▸ Job
Please explain, in one to three sentences, why the passage on estimating an object's real location says the real object point can be recovered from the image point.

++++ Text passage

To estimate the real location, (x₀,y₀), ${\hat{θ}}_{0}$ and r̂₀ are estimated using the linear relationship between the real object range within the view angle and the image frame. That is, for a given set of ( ${\hat{θ}}_{0}$ , ${\hat{r}}_{0}$ ), there is one-to-one correspondence between the real object point and the image point. When a point image is captured at (J, k') on the image centre frame, the real object position, 8₀ and r₀ can be estimated as follows, as illustrated in Fig. 3:

${\hat{r}}_{0} = \frac{z_{c c d}}{\cos (\frac{π}{2} - θ_{P} + \frac{k^{'}}{P_{y}} θ_{r y})}$ (2)

$\overset{\land}{θ_{0}} = \frac{j^{'}}{P_{x}} θ_{r x}$ (3)

++++++++
++++ Data shown

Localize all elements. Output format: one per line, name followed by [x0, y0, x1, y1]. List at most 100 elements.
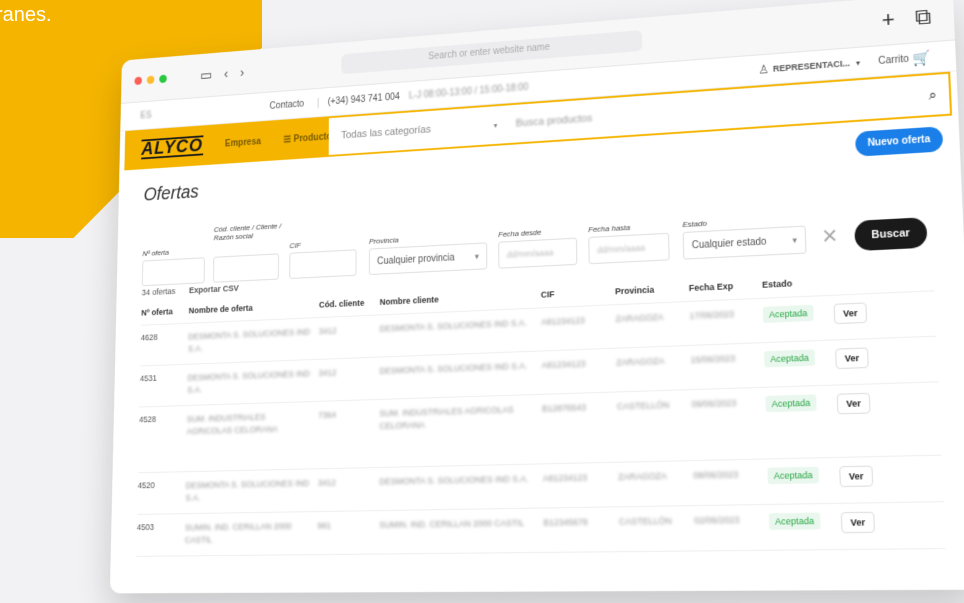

++++++++

▸ Correct answer
The estimates θ̂₀ and r̂₀ are based on a linear relationship between the real object range within the view angle and the image frame. Because of this relationship, for a given set of (θ̂₀, r̂₀), each real object point corresponds one-to-one with an image point, so a point captured on the image center frame can be used to estimate the real object position.